Instructions to follow >> Please copy the records below line for line, without changing anything.
* * * * *
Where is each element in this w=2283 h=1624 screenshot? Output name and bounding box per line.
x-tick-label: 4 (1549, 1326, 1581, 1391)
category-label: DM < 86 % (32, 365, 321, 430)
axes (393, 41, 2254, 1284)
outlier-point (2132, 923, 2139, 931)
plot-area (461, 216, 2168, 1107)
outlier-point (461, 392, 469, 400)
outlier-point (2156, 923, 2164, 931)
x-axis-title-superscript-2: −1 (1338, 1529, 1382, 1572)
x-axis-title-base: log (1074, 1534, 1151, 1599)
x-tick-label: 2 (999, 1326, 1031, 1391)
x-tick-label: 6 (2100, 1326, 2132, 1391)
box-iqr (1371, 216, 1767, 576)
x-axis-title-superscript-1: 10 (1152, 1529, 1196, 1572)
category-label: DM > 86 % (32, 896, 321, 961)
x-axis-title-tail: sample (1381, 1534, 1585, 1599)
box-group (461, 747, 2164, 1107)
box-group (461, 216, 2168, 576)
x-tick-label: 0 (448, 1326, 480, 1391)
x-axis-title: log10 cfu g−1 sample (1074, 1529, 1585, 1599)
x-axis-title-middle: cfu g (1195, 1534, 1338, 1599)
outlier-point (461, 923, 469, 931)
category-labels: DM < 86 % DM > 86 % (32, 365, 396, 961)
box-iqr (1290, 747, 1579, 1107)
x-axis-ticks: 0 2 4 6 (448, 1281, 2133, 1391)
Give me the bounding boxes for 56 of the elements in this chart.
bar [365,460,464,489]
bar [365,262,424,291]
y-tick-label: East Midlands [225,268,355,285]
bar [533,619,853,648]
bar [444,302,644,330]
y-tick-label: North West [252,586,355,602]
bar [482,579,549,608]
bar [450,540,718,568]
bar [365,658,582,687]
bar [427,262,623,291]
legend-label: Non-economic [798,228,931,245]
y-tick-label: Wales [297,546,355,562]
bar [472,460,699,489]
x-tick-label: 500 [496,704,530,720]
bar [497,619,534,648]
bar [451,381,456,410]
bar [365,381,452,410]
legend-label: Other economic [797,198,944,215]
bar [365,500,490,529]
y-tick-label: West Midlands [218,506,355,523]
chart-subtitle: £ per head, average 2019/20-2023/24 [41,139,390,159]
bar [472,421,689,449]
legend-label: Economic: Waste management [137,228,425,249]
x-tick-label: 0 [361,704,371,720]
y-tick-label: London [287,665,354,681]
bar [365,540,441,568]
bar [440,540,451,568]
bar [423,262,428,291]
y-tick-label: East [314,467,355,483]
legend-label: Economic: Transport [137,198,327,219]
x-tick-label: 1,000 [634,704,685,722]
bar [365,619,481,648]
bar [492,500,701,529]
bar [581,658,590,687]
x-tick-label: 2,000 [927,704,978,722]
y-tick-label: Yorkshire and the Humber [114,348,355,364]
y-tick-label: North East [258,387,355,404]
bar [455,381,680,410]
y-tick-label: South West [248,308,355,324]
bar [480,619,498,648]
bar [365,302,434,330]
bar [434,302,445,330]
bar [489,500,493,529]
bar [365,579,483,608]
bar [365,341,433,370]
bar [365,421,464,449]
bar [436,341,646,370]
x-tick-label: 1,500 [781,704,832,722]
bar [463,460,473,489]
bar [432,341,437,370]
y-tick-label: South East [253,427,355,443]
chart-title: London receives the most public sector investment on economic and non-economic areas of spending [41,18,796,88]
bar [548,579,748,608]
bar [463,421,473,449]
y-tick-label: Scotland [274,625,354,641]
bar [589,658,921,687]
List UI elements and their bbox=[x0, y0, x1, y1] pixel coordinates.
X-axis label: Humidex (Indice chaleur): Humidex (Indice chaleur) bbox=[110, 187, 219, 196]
* * * * *
Right answer >>
Where is each element in this w=2283 h=1624 screenshot? Output name and bounding box per line.
x-tick-label: 4 (1549, 1326, 1581, 1391)
category-label: DM < 86 % (32, 365, 321, 430)
axes (393, 41, 2254, 1284)
outlier-point (2132, 923, 2139, 931)
plot-area (461, 216, 2168, 1107)
outlier-point (461, 392, 469, 400)
outlier-point (2156, 923, 2164, 931)
x-axis-title-superscript-2: −1 (1338, 1529, 1382, 1572)
x-axis-title-base: log (1074, 1534, 1151, 1599)
x-tick-label: 2 (999, 1326, 1031, 1391)
x-tick-label: 6 (2100, 1326, 2132, 1391)
box-iqr (1371, 216, 1767, 576)
x-axis-title-superscript-1: 10 (1152, 1529, 1196, 1572)
category-label: DM > 86 % (32, 896, 321, 961)
x-axis-title-tail: sample (1381, 1534, 1585, 1599)
box-group (461, 747, 2164, 1107)
box-group (461, 216, 2168, 576)
x-tick-label: 0 (448, 1326, 480, 1391)
x-axis-title: log10 cfu g−1 sample (1074, 1529, 1585, 1599)
x-axis-title-middle: cfu g (1195, 1534, 1338, 1599)
outlier-point (461, 923, 469, 931)
category-labels: DM < 86 % DM > 86 % (32, 365, 396, 961)
box-iqr (1290, 747, 1579, 1107)
x-axis-ticks: 0 2 4 6 (448, 1281, 2133, 1391)
Give me the bounding boxes for 56 of the elements in this chart.
bar [365,460,464,489]
bar [365,262,424,291]
y-tick-label: East Midlands [225,268,355,285]
bar [533,619,853,648]
bar [444,302,644,330]
y-tick-label: North West [252,586,355,602]
bar [482,579,549,608]
bar [450,540,718,568]
bar [365,658,582,687]
bar [427,262,623,291]
legend-label: Non-economic [798,228,931,245]
y-tick-label: Wales [297,546,355,562]
bar [472,460,699,489]
x-tick-label: 500 [496,704,530,720]
bar [497,619,534,648]
bar [451,381,456,410]
bar [365,381,452,410]
legend-label: Other economic [797,198,944,215]
bar [365,500,490,529]
y-tick-label: West Midlands [218,506,355,523]
chart-subtitle: £ per head, average 2019/20-2023/24 [41,139,390,159]
bar [472,421,689,449]
legend-label: Economic: Waste management [137,228,425,249]
x-tick-label: 0 [361,704,371,720]
y-tick-label: London [287,665,354,681]
bar [365,540,441,568]
bar [440,540,451,568]
bar [423,262,428,291]
y-tick-label: East [314,467,355,483]
legend-label: Economic: Transport [137,198,327,219]
x-tick-label: 1,000 [634,704,685,722]
bar [365,619,481,648]
bar [492,500,701,529]
bar [581,658,590,687]
x-tick-label: 2,000 [927,704,978,722]
y-tick-label: Yorkshire and the Humber [114,348,355,364]
y-tick-label: North East [258,387,355,404]
bar [455,381,680,410]
y-tick-label: South West [248,308,355,324]
bar [480,619,498,648]
bar [365,302,434,330]
bar [434,302,445,330]
bar [489,500,493,529]
bar [365,579,483,608]
bar [365,341,433,370]
bar [365,421,464,449]
bar [436,341,646,370]
x-tick-label: 1,500 [781,704,832,722]
bar [463,460,473,489]
bar [432,341,437,370]
y-tick-label: South East [253,427,355,443]
chart-title: London receives the most public sector investment on economic and non-economic areas of spending [41,18,796,88]
bar [548,579,748,608]
bar [463,421,473,449]
y-tick-label: Scotland [274,625,354,641]
bar [589,658,921,687]
List UI elements and their bbox=[x0, y0, x1, y1] pixel coordinates.
X-axis label: Humidex (Indice chaleur): Humidex (Indice chaleur) bbox=[110, 187, 219, 196]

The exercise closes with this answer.